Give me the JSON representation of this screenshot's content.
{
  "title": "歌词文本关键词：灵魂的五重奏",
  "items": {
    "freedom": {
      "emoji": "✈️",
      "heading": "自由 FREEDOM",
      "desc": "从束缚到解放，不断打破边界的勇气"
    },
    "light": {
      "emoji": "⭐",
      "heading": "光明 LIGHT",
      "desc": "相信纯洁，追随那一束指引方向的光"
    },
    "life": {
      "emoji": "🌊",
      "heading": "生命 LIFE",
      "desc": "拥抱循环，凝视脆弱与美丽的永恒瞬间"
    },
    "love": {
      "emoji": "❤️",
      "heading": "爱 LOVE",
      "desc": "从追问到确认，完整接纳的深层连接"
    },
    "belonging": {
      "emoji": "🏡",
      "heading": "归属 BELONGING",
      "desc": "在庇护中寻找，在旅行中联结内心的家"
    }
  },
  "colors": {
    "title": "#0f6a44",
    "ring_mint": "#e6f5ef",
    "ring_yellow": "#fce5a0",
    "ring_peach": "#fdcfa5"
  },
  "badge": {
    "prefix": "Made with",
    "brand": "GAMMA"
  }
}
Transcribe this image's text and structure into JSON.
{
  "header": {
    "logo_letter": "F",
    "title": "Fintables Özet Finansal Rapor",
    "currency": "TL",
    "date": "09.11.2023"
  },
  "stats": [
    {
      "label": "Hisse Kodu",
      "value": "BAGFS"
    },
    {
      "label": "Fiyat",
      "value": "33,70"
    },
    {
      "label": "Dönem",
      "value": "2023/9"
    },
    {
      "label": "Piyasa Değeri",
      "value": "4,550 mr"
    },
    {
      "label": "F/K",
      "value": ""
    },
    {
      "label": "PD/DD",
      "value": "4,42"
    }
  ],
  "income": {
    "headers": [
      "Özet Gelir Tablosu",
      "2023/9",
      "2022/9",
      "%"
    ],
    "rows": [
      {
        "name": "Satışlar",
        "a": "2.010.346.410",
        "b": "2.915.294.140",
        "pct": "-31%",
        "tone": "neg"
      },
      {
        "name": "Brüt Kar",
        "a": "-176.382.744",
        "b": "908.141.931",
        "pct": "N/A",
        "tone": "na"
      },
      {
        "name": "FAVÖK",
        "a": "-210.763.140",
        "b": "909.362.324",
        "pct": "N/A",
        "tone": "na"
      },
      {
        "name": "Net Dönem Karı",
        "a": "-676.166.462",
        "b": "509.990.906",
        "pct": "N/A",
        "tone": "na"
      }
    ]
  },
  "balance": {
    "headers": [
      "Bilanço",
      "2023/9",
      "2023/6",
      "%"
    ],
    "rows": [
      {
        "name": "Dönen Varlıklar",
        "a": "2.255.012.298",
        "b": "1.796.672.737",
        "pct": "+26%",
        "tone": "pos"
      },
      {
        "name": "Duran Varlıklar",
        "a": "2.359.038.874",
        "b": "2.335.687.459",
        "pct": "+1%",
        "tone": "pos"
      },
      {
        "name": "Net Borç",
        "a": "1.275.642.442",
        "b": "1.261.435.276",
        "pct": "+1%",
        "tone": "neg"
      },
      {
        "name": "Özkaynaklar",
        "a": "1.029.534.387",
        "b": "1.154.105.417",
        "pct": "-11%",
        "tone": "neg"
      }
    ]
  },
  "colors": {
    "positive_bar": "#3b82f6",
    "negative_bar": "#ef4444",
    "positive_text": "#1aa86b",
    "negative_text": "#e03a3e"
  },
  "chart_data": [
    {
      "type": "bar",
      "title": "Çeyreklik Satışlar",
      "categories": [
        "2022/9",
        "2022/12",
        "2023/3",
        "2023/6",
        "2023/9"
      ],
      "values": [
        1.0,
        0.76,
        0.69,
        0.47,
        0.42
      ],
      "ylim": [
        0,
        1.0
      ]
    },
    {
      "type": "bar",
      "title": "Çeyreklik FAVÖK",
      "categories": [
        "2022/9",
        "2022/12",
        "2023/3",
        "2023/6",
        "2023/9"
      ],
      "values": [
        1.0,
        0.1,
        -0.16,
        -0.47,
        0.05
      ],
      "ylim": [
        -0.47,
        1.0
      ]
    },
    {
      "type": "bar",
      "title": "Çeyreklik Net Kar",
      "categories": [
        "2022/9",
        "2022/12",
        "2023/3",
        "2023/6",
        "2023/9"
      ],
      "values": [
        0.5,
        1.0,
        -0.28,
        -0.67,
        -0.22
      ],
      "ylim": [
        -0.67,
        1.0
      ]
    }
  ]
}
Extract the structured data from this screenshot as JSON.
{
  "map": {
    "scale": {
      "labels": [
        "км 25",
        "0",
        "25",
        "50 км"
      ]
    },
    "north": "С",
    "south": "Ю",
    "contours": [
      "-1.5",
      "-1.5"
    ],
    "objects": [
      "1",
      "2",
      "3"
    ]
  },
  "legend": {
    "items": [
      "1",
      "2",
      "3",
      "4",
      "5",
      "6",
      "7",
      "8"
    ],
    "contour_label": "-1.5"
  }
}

PROBLEM TO SOLVE: Your task is to gather all lines from the entries above that hold the word "Satışlar".

EXERCISE RESPONSE:
        "name": "Satışlar",
      "title": "Çeyreklik Satışlar",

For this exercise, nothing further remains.